__MATERIAL__:
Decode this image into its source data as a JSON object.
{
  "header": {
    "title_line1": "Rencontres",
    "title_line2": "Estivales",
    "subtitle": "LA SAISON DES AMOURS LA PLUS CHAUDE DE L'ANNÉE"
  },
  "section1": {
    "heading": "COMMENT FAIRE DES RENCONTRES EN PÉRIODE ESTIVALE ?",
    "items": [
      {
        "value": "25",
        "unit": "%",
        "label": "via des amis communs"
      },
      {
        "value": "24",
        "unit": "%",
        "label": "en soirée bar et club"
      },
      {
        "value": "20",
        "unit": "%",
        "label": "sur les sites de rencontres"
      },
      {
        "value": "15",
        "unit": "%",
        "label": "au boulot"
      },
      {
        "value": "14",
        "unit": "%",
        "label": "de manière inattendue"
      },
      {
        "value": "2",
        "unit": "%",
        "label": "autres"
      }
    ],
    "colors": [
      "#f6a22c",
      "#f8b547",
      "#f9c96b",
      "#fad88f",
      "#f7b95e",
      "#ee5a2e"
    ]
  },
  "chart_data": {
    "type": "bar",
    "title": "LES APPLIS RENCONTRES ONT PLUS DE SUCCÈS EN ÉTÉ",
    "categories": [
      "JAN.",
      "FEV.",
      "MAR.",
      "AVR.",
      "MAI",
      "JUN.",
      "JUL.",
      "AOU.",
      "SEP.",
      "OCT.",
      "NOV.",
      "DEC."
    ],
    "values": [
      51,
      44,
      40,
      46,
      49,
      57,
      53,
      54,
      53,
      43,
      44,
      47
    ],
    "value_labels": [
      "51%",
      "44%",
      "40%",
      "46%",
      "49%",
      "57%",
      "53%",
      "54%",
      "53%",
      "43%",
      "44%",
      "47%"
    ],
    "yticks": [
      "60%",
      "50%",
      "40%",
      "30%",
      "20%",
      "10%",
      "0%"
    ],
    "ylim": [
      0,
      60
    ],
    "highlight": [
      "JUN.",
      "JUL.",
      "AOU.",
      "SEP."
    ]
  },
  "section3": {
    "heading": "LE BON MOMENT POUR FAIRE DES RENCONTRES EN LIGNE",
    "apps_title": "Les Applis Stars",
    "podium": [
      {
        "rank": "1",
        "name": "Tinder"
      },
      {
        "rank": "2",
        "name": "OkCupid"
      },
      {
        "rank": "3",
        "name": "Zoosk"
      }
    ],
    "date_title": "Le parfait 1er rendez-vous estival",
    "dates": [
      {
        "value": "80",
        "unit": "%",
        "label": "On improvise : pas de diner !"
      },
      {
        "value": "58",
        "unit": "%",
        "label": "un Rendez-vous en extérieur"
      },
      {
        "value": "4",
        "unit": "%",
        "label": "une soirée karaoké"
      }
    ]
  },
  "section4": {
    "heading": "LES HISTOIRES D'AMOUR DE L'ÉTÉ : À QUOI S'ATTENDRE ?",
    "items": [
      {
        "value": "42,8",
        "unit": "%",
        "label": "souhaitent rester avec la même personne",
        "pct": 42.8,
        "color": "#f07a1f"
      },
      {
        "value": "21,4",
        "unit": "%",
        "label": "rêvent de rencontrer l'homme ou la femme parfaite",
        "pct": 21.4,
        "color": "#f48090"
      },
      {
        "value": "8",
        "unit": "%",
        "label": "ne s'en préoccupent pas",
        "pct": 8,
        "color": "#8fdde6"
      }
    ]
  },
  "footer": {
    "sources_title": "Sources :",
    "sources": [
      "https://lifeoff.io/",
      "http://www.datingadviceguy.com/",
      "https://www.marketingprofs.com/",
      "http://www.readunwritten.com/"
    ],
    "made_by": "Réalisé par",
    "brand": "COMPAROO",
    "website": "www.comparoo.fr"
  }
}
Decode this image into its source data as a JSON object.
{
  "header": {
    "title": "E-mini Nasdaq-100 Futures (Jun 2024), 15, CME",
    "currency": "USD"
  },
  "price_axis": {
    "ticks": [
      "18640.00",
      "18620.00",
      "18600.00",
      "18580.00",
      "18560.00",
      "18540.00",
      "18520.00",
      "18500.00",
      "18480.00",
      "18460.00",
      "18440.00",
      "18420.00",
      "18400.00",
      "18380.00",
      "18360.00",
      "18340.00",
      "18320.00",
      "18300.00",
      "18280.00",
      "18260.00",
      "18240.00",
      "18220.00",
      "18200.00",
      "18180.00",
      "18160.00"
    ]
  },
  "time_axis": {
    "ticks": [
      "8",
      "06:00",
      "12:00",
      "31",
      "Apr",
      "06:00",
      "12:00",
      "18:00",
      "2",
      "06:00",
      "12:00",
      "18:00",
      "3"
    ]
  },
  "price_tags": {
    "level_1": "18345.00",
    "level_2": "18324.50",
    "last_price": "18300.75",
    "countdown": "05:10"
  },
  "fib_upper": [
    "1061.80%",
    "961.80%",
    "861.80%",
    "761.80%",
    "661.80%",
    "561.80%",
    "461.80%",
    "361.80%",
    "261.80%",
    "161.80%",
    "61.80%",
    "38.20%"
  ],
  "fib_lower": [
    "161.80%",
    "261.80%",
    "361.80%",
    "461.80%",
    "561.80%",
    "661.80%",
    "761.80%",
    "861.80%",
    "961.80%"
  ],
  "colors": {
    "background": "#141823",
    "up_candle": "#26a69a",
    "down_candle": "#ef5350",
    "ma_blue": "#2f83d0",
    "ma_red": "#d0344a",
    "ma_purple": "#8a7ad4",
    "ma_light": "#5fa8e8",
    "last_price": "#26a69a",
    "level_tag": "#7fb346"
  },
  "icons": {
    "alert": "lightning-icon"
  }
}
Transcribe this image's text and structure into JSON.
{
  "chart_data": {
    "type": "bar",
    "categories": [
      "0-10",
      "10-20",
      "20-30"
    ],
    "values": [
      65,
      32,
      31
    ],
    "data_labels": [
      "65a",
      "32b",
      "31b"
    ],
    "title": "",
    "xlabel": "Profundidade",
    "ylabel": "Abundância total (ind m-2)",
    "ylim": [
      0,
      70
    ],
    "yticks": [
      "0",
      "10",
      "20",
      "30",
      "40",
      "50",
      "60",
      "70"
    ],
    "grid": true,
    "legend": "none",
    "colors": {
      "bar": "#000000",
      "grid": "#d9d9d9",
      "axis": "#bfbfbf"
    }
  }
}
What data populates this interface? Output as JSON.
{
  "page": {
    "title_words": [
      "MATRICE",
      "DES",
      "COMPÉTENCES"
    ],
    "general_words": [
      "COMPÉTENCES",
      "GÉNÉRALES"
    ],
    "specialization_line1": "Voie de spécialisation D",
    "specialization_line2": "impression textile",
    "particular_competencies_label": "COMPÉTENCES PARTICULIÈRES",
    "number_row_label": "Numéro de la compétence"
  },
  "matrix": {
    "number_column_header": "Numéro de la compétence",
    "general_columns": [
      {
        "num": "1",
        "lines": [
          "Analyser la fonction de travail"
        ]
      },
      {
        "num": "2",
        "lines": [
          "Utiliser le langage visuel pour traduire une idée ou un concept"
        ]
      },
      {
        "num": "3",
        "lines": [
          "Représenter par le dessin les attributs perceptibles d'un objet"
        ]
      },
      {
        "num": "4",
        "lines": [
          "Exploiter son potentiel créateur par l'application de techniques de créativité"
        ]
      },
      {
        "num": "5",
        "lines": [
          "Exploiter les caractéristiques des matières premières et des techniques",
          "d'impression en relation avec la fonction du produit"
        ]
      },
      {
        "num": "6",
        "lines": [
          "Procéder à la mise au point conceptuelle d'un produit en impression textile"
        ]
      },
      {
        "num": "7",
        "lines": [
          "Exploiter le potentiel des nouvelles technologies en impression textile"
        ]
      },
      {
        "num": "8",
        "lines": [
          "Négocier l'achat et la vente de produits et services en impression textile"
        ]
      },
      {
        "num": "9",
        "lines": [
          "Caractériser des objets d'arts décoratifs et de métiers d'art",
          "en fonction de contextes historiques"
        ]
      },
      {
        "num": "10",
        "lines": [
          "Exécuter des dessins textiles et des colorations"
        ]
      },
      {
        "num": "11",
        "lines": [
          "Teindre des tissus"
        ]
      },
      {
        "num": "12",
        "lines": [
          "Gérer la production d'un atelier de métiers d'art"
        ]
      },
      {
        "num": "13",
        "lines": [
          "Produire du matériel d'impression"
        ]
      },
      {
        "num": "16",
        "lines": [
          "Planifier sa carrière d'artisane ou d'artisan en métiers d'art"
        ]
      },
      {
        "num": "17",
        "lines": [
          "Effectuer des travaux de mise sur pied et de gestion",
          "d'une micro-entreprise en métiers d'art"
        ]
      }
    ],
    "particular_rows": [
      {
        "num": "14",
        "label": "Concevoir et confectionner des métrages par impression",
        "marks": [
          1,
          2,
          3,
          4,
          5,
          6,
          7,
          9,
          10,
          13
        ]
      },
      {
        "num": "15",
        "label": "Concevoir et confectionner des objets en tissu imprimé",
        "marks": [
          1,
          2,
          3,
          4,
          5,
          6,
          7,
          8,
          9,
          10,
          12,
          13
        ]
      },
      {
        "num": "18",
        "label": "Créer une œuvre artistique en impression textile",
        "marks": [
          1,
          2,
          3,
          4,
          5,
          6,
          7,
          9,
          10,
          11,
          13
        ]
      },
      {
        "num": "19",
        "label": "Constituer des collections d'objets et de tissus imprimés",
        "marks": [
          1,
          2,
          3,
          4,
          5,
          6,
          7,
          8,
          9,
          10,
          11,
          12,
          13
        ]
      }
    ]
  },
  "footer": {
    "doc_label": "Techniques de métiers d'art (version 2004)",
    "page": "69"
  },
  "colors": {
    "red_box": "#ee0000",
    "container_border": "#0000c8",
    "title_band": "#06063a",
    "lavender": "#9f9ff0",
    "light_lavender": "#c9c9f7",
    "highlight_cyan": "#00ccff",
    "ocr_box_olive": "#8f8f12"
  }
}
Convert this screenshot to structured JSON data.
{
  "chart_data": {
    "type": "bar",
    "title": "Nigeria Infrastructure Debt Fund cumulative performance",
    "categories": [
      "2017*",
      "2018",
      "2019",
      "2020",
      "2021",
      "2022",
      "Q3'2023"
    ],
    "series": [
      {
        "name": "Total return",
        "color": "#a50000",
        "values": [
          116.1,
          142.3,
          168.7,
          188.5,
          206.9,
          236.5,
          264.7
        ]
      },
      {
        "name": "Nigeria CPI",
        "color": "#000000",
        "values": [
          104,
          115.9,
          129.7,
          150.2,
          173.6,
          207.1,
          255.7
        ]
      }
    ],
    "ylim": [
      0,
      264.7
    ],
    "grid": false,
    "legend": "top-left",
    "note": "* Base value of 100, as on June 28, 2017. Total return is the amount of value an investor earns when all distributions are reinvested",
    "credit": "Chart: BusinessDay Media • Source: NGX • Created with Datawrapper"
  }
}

__WHAT IS REQUIRED__: List the lines of the material in which the word "this" occurs.

__PROBLEM SOLUTION__:
Decode this image into its source data as a JSON object.
Decode this image into its source data as a JSON object.
Transcribe this image's text and structure into JSON.
What data populates this interface? Output as JSON.
Convert this screenshot to structured JSON data.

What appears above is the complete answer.